## START

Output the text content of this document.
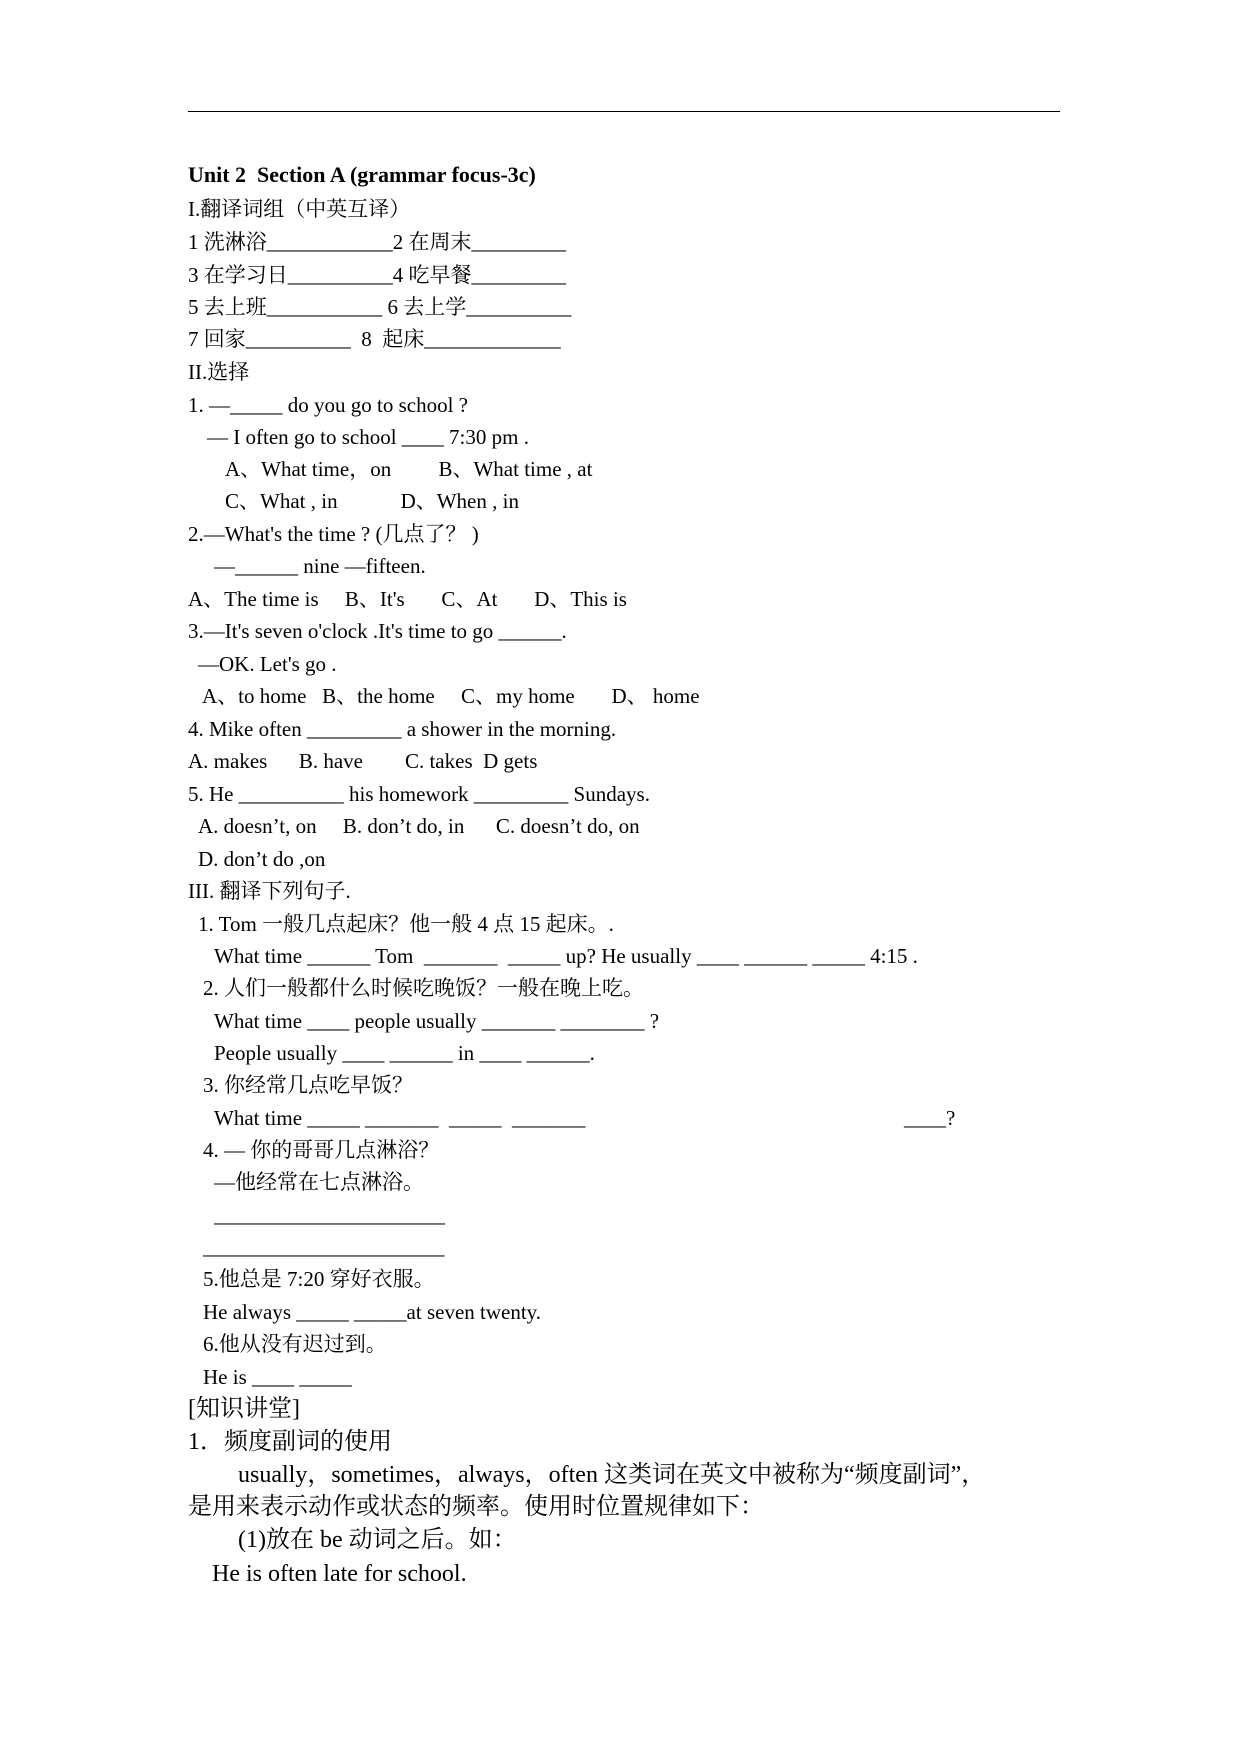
Unit 2  Section A (grammar focus-3c)
I.翻译词组（中英互译）
1 洗淋浴____________2 在周末_________
3 在学习日__________4 吃早餐_________
5 去上班___________ 6 去上学__________
7 回家__________  8  起床_____________
II.选择
1. —_____ do you go to school ?
— I often go to school ____ 7:30 pm .
A、What time，on         B、What time , at
C、What , in            D、When , in
2.—What's the time ? (几点了？ )
—______ nine —fifteen.
A、The time is     B、It's       C、At       D、This is
3.—It's seven o'clock .It's time to go ______.
—OK. Let's go .
A、to home   B、the home     C、my home       D、 home
4. Mike often _________ a shower in the morning.
A. makes      B. have        C. takes  D gets
5. He __________ his homework _________ Sundays.
A. doesn’t, on     B. don’t do, in      C. doesn’t do, on
D. don’t do ,on
III. 翻译下列句子.
1. Tom 一般几点起床？他一般 4 点 15 起床。.
What time ______ Tom  _______  _____ up? He usually ____ ______ _____ 4:15 .
2. 人们一般都什么时候吃晚饭？一般在晚上吃。
What time ____ people usually _______ ________ ?
People usually ____ ______ in ____ ______.
3. 你经常几点吃早饭？
What time _____ _______  _____  _______	____?
4. — 你的哥哥几点淋浴？
—他经常在七点淋浴。
______________________
_______________________
5.他总是 7:20 穿好衣服。
He always _____ _____at seven twenty.
6.他从没有迟过到。
He is ____ _____
[知识讲堂]
1．频度副词的使用
usually，sometimes，always，often 这类词在英文中被称为“频度副词”，
是用来表示动作或状态的频率。使用时位置规律如下：
(1)放在 be 动词之后。如：
He is often late for school.
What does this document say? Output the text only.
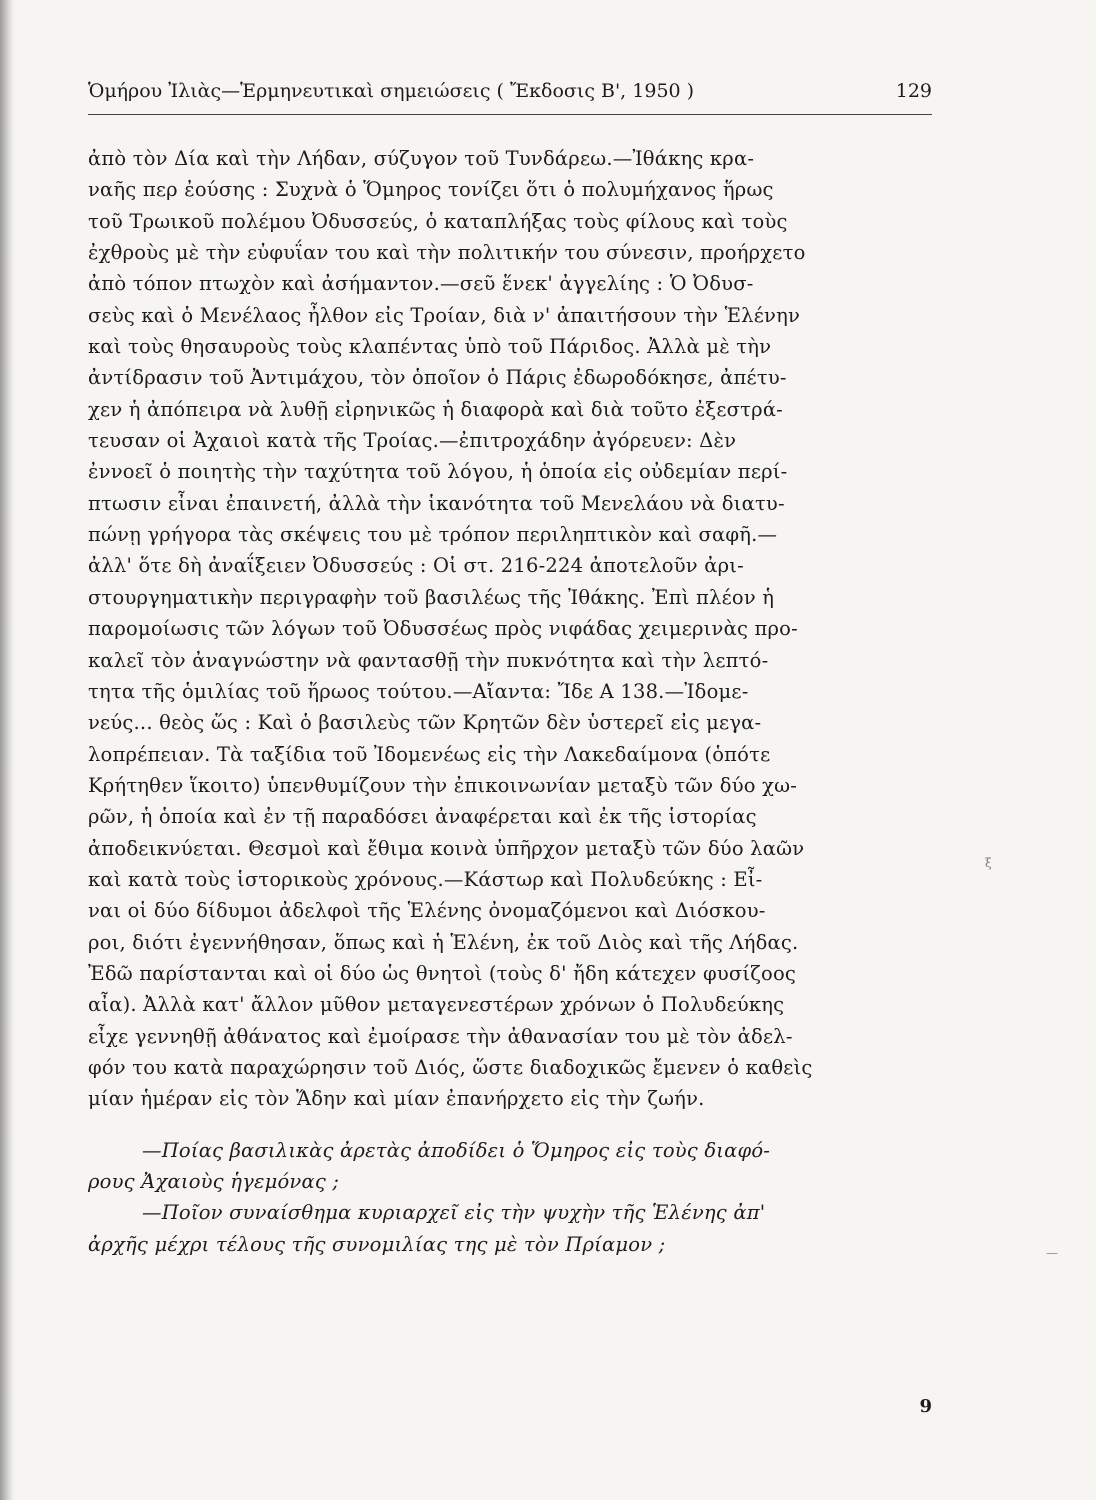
Ὁμήρου Ἰλιὰς—Ἑρμηνευτικαὶ σημειώσεις ( Ἔκδοσις Β', 1950 )	129
ἀπὸ τὸν Δία καὶ τὴν Λήδαν, σύζυγον τοῦ Τυνδάρεω.—Ἰθάκης κρα-
ναῆς περ ἐούσης : Συχνὰ ὁ Ὅμηρος τονίζει ὅτι ὁ πολυμήχανος ἥρως
τοῦ Τρωικοῦ πολέμου Ὀδυσσεύς, ὁ καταπλήξας τοὺς φίλους καὶ τοὺς
ἐχθροὺς μὲ τὴν εὐφυΐαν του καὶ τὴν πολιτικήν του σύνεσιν, προήρχετο
ἀπὸ τόπον πτωχὸν καὶ ἀσήμαντον.—σεῦ ἕνεκ' ἀγγελίης : Ὁ Ὀδυσ-
σεὺς καὶ ὁ Μενέλαος ἦλθον εἰς Τροίαν, διὰ ν' ἀπαιτήσουν τὴν Ἑλένην
καὶ τοὺς θησαυροὺς τοὺς κλαπέντας ὑπὸ τοῦ Πάριδος. Ἀλλὰ μὲ τὴν
ἀντίδρασιν τοῦ Ἀντιμάχου, τὸν ὁποῖον ὁ Πάρις ἐδωροδόκησε, ἀπέτυ-
χεν ἡ ἀπόπειρα νὰ λυθῇ εἰρηνικῶς ἡ διαφορὰ καὶ διὰ τοῦτο ἐξεστρά-
τευσαν οἱ Ἀχαιοὶ κατὰ τῆς Τροίας.—ἐπιτροχάδην ἀγόρευεν: Δὲν
ἐννοεῖ ὁ ποιητὴς τὴν ταχύτητα τοῦ λόγου, ἡ ὁποία εἰς οὐδεμίαν περί-
πτωσιν εἶναι ἐπαινετή, ἀλλὰ τὴν ἱκανότητα τοῦ Μενελάου νὰ διατυ-
πώνῃ γρήγορα τὰς σκέψεις του μὲ τρόπον περιληπτικὸν καὶ σαφῆ.—
ἀλλ' ὅτε δὴ ἀναΐξειεν Ὀδυσσεύς : Οἱ στ. 216-224 ἀποτελοῦν ἀρι-
στουργηματικὴν περιγραφὴν τοῦ βασιλέως τῆς Ἰθάκης. Ἐπὶ πλέον ἡ
παρομοίωσις τῶν λόγων τοῦ Ὀδυσσέως πρὸς νιφάδας χειμερινὰς προ-
καλεῖ τὸν ἀναγνώστην νὰ φαντασθῇ τὴν πυκνότητα καὶ τὴν λεπτό-
τητα τῆς ὁμιλίας τοῦ ἥρωος τούτου.—Αἴαντα: Ἴδε Α 138.—Ἰδομε-
νεύς... θεὸς ὥς : Καὶ ὁ βασιλεὺς τῶν Κρητῶν δὲν ὑστερεῖ εἰς μεγα-
λοπρέπειαν. Τὰ ταξίδια τοῦ Ἰδομενέως εἰς τὴν Λακεδαίμονα (ὁπότε
Κρήτηθεν ἵκοιτο) ὑπενθυμίζουν τὴν ἐπικοινωνίαν μεταξὺ τῶν δύο χω-
ρῶν, ἡ ὁποία καὶ ἐν τῇ παραδόσει ἀναφέρεται καὶ ἐκ τῆς ἱστορίας
ἀποδεικνύεται. Θεσμοὶ καὶ ἔθιμα κοινὰ ὑπῆρχον μεταξὺ τῶν δύο λαῶν
καὶ κατὰ τοὺς ἱστορικοὺς χρόνους.—Κάστωρ καὶ Πολυδεύκης : Εἶ-
ναι οἱ δύο δίδυμοι ἀδελφοὶ τῆς Ἑλένης ὀνομαζόμενοι καὶ Διόσκου-
ροι, διότι ἐγεννήθησαν, ὅπως καὶ ἡ Ἑλένη, ἐκ τοῦ Διὸς καὶ τῆς Λήδας.
Ἐδῶ παρίστανται καὶ οἱ δύο ὡς θνητοὶ (τοὺς δ' ἤδη κάτεχεν φυσίζοος
αἶα). Ἀλλὰ κατ' ἄλλον μῦθον μεταγενεστέρων χρόνων ὁ Πολυδεύκης
εἶχε γεννηθῇ ἀθάνατος καὶ ἐμοίρασε τὴν ἀθανασίαν του μὲ τὸν ἀδελ-
φόν του κατὰ παραχώρησιν τοῦ Διός, ὥστε διαδοχικῶς ἔμενεν ὁ καθεὶς
μίαν ἡμέραν εἰς τὸν Ἅδην καὶ μίαν ἐπανήρχετο εἰς τὴν ζωήν.
—Ποίας βασιλικὰς ἀρετὰς ἀποδίδει ὁ Ὅμηρος εἰς τοὺς διαφό-
ρους Ἀχαιοὺς ἡγεμόνας ;
—Ποῖον συναίσθημα κυριαρχεῖ εἰς τὴν ψυχὴν τῆς Ἑλένης ἀπ'
ἀρχῆς μέχρι τέλους τῆς συνομιλίας της μὲ τὸν Πρίαμον ;
9
ξ
—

## END

Written request:
Without the pictures, restate each entry exactly.

Expected output:
Output the text content of this document.
Unit 2  Section A (grammar focus-3c)
I.翻译词组（中英互译）
1 洗淋浴____________2 在周末_________
3 在学习日__________4 吃早餐_________
5 去上班___________ 6 去上学__________
7 回家__________  8  起床_____________
II.选择
1. —_____ do you go to school ?
— I often go to school ____ 7:30 pm .
A、What time，on         B、What time , at
C、What , in            D、When , in
2.—What's the time ? (几点了？ )
—______ nine —fifteen.
A、The time is     B、It's       C、At       D、This is
3.—It's seven o'clock .It's time to go ______.
—OK. Let's go .
A、to home   B、the home     C、my home       D、 home
4. Mike often _________ a shower in the morning.
A. makes      B. have        C. takes  D gets
5. He __________ his homework _________ Sundays.
A. doesn’t, on     B. don’t do, in      C. doesn’t do, on
D. don’t do ,on
III. 翻译下列句子.
1. Tom 一般几点起床？他一般 4 点 15 起床。.
What time ______ Tom  _______  _____ up? He usually ____ ______ _____ 4:15 .
2. 人们一般都什么时候吃晚饭？一般在晚上吃。
What time ____ people usually _______ ________ ?
People usually ____ ______ in ____ ______.
3. 你经常几点吃早饭？
What time _____ _______  _____  _______	____?
4. — 你的哥哥几点淋浴？
—他经常在七点淋浴。
______________________
_______________________
5.他总是 7:20 穿好衣服。
He always _____ _____at seven twenty.
6.他从没有迟过到。
He is ____ _____
[知识讲堂]
1．频度副词的使用
usually，sometimes，always，often 这类词在英文中被称为“频度副词”，
是用来表示动作或状态的频率。使用时位置规律如下：
(1)放在 be 动词之后。如：
He is often late for school.
What does this document say? Output the text only.
Ὁμήρου Ἰλιὰς—Ἑρμηνευτικαὶ σημειώσεις ( Ἔκδοσις Β', 1950 )	129
ἀπὸ τὸν Δία καὶ τὴν Λήδαν, σύζυγον τοῦ Τυνδάρεω.—Ἰθάκης κρα-
ναῆς περ ἐούσης : Συχνὰ ὁ Ὅμηρος τονίζει ὅτι ὁ πολυμήχανος ἥρως
τοῦ Τρωικοῦ πολέμου Ὀδυσσεύς, ὁ καταπλήξας τοὺς φίλους καὶ τοὺς
ἐχθροὺς μὲ τὴν εὐφυΐαν του καὶ τὴν πολιτικήν του σύνεσιν, προήρχετο
ἀπὸ τόπον πτωχὸν καὶ ἀσήμαντον.—σεῦ ἕνεκ' ἀγγελίης : Ὁ Ὀδυσ-
σεὺς καὶ ὁ Μενέλαος ἦλθον εἰς Τροίαν, διὰ ν' ἀπαιτήσουν τὴν Ἑλένην
καὶ τοὺς θησαυροὺς τοὺς κλαπέντας ὑπὸ τοῦ Πάριδος. Ἀλλὰ μὲ τὴν
ἀντίδρασιν τοῦ Ἀντιμάχου, τὸν ὁποῖον ὁ Πάρις ἐδωροδόκησε, ἀπέτυ-
χεν ἡ ἀπόπειρα νὰ λυθῇ εἰρηνικῶς ἡ διαφορὰ καὶ διὰ τοῦτο ἐξεστρά-
τευσαν οἱ Ἀχαιοὶ κατὰ τῆς Τροίας.—ἐπιτροχάδην ἀγόρευεν: Δὲν
ἐννοεῖ ὁ ποιητὴς τὴν ταχύτητα τοῦ λόγου, ἡ ὁποία εἰς οὐδεμίαν περί-
πτωσιν εἶναι ἐπαινετή, ἀλλὰ τὴν ἱκανότητα τοῦ Μενελάου νὰ διατυ-
πώνῃ γρήγορα τὰς σκέψεις του μὲ τρόπον περιληπτικὸν καὶ σαφῆ.—
ἀλλ' ὅτε δὴ ἀναΐξειεν Ὀδυσσεύς : Οἱ στ. 216-224 ἀποτελοῦν ἀρι-
στουργηματικὴν περιγραφὴν τοῦ βασιλέως τῆς Ἰθάκης. Ἐπὶ πλέον ἡ
παρομοίωσις τῶν λόγων τοῦ Ὀδυσσέως πρὸς νιφάδας χειμερινὰς προ-
καλεῖ τὸν ἀναγνώστην νὰ φαντασθῇ τὴν πυκνότητα καὶ τὴν λεπτό-
τητα τῆς ὁμιλίας τοῦ ἥρωος τούτου.—Αἴαντα: Ἴδε Α 138.—Ἰδομε-
νεύς... θεὸς ὥς : Καὶ ὁ βασιλεὺς τῶν Κρητῶν δὲν ὑστερεῖ εἰς μεγα-
λοπρέπειαν. Τὰ ταξίδια τοῦ Ἰδομενέως εἰς τὴν Λακεδαίμονα (ὁπότε
Κρήτηθεν ἵκοιτο) ὑπενθυμίζουν τὴν ἐπικοινωνίαν μεταξὺ τῶν δύο χω-
ρῶν, ἡ ὁποία καὶ ἐν τῇ παραδόσει ἀναφέρεται καὶ ἐκ τῆς ἱστορίας
ἀποδεικνύεται. Θεσμοὶ καὶ ἔθιμα κοινὰ ὑπῆρχον μεταξὺ τῶν δύο λαῶν
καὶ κατὰ τοὺς ἱστορικοὺς χρόνους.—Κάστωρ καὶ Πολυδεύκης : Εἶ-
ναι οἱ δύο δίδυμοι ἀδελφοὶ τῆς Ἑλένης ὀνομαζόμενοι καὶ Διόσκου-
ροι, διότι ἐγεννήθησαν, ὅπως καὶ ἡ Ἑλένη, ἐκ τοῦ Διὸς καὶ τῆς Λήδας.
Ἐδῶ παρίστανται καὶ οἱ δύο ὡς θνητοὶ (τοὺς δ' ἤδη κάτεχεν φυσίζοος
αἶα). Ἀλλὰ κατ' ἄλλον μῦθον μεταγενεστέρων χρόνων ὁ Πολυδεύκης
εἶχε γεννηθῇ ἀθάνατος καὶ ἐμοίρασε τὴν ἀθανασίαν του μὲ τὸν ἀδελ-
φόν του κατὰ παραχώρησιν τοῦ Διός, ὥστε διαδοχικῶς ἔμενεν ὁ καθεὶς
μίαν ἡμέραν εἰς τὸν Ἅδην καὶ μίαν ἐπανήρχετο εἰς τὴν ζωήν.
—Ποίας βασιλικὰς ἀρετὰς ἀποδίδει ὁ Ὅμηρος εἰς τοὺς διαφό-
ρους Ἀχαιοὺς ἡγεμόνας ;
—Ποῖον συναίσθημα κυριαρχεῖ εἰς τὴν ψυχὴν τῆς Ἑλένης ἀπ'
ἀρχῆς μέχρι τέλους τῆς συνομιλίας της μὲ τὸν Πρίαμον ;
9
ξ
—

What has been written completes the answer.